## Set problem
Repeat each entry as written and leave the images out of the copy.

========================================

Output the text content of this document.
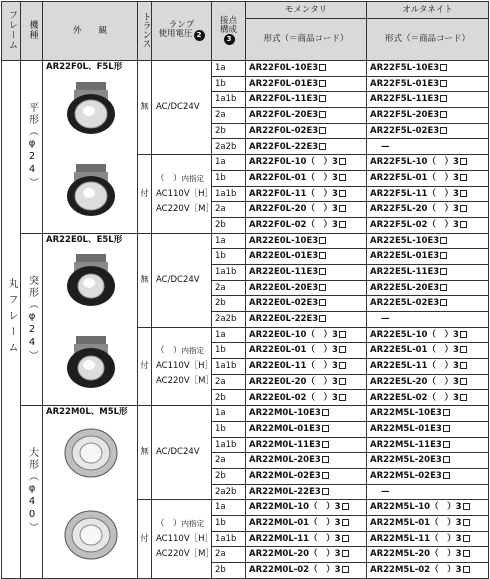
フレーム	機種	外　　観	トランス	ランプ
使用電圧 2	接点
構成
3	モメンタリ	オルタネイト
						形式（＝商品コード）	形式（＝商品コード）
丸フレーム	平形（φ24）	AR22F0L、F5L形	無	AC/DC24V	1a	AR22F0L-10E3	AR22F5L-10E3
					1b	AR22F0L-01E3	AR22F5L-01E3
					1a1b	AR22F0L-11E3	AR22F5L-11E3
					2a	AR22F0L-20E3	AR22F5L-20E3
					2b	AR22F0L-02E3	AR22F5L-02E3
					2a2b	AR22F0L-22E3	—
			付	（　）内指定
AC110V［H］
AC220V［M］	1a	AR22F0L-10（　）3	AR22F5L-10（　）3
					1b	AR22F0L-01（　）3	AR22F5L-01（　）3
					1a1b	AR22F0L-11（　）3	AR22F5L-11（　）3
					2a	AR22F0L-20（　）3	AR22F5L-20（　）3
					2b	AR22F0L-02（　）3	AR22F5L-02（　）3
	突形（φ24）	AR22E0L、E5L形	無	AC/DC24V	1a	AR22E0L-10E3	AR22E5L-10E3
					1b	AR22E0L-01E3	AR22E5L-01E3
					1a1b	AR22E0L-11E3	AR22E5L-11E3
					2a	AR22E0L-20E3	AR22E5L-20E3
					2b	AR22E0L-02E3	AR22E5L-02E3
					2a2b	AR22E0L-22E3	—
			付	（　）内指定
AC110V［H］
AC220V［M］	1a	AR22E0L-10（　）3	AR22E5L-10（　）3
					1b	AR22E0L-01（　）3	AR22E5L-01（　）3
					1a1b	AR22E0L-11（　）3	AR22E5L-11（　）3
					2a	AR22E0L-20（　）3	AR22E5L-20（　）3
					2b	AR22E0L-02（　）3	AR22E5L-02（　）3
	大形（φ40）	AR22M0L、M5L形	無	AC/DC24V	1a	AR22M0L-10E3	AR22M5L-10E3
					1b	AR22M0L-01E3	AR22M5L-01E3
					1a1b	AR22M0L-11E3	AR22M5L-11E3
					2a	AR22M0L-20E3	AR22M5L-20E3
					2b	AR22M0L-02E3	AR22M5L-02E3
					2a2b	AR22M0L-22E3	—
			付	（　）内指定
AC110V［H］
AC220V［M］	1a	AR22M0L-10（　）3	AR22M5L-10（　）3
					1b	AR22M0L-01（　）3	AR22M5L-01（　）3
					1a1b	AR22M0L-11（　）3	AR22M5L-11（　）3
					2a	AR22M0L-20（　）3	AR22M5L-20（　）3
					2b	AR22M0L-02（　）3	AR22M5L-02（　）3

========================================

## Result below
Output the text content of this document.
フレーム	機種	外　　観	トランス	ランプ
使用電圧 2	接点
構成
3	モメンタリ	オルタネイト
						形式（＝商品コード）	形式（＝商品コード）
丸フレーム	平形（φ24）	AR22F0L、F5L形	無	AC/DC24V	1a	AR22F0L-10E3	AR22F5L-10E3
					1b	AR22F0L-01E3	AR22F5L-01E3
					1a1b	AR22F0L-11E3	AR22F5L-11E3
					2a	AR22F0L-20E3	AR22F5L-20E3
					2b	AR22F0L-02E3	AR22F5L-02E3
					2a2b	AR22F0L-22E3	—
			付	（　）内指定
AC110V［H］
AC220V［M］	1a	AR22F0L-10（　）3	AR22F5L-10（　）3
					1b	AR22F0L-01（　）3	AR22F5L-01（　）3
					1a1b	AR22F0L-11（　）3	AR22F5L-11（　）3
					2a	AR22F0L-20（　）3	AR22F5L-20（　）3
					2b	AR22F0L-02（　）3	AR22F5L-02（　）3
	突形（φ24）	AR22E0L、E5L形	無	AC/DC24V	1a	AR22E0L-10E3	AR22E5L-10E3
					1b	AR22E0L-01E3	AR22E5L-01E3
					1a1b	AR22E0L-11E3	AR22E5L-11E3
					2a	AR22E0L-20E3	AR22E5L-20E3
					2b	AR22E0L-02E3	AR22E5L-02E3
					2a2b	AR22E0L-22E3	—
			付	（　）内指定
AC110V［H］
AC220V［M］	1a	AR22E0L-10（　）3	AR22E5L-10（　）3
					1b	AR22E0L-01（　）3	AR22E5L-01（　）3
					1a1b	AR22E0L-11（　）3	AR22E5L-11（　）3
					2a	AR22E0L-20（　）3	AR22E5L-20（　）3
					2b	AR22E0L-02（　）3	AR22E5L-02（　）3
	大形（φ40）	AR22M0L、M5L形	無	AC/DC24V	1a	AR22M0L-10E3	AR22M5L-10E3
					1b	AR22M0L-01E3	AR22M5L-01E3
					1a1b	AR22M0L-11E3	AR22M5L-11E3
					2a	AR22M0L-20E3	AR22M5L-20E3
					2b	AR22M0L-02E3	AR22M5L-02E3
					2a2b	AR22M0L-22E3	—
			付	（　）内指定
AC110V［H］
AC220V［M］	1a	AR22M0L-10（　）3	AR22M5L-10（　）3
					1b	AR22M0L-01（　）3	AR22M5L-01（　）3
					1a1b	AR22M0L-11（　）3	AR22M5L-11（　）3
					2a	AR22M0L-20（　）3	AR22M5L-20（　）3
					2b	AR22M0L-02（　）3	AR22M5L-02（　）3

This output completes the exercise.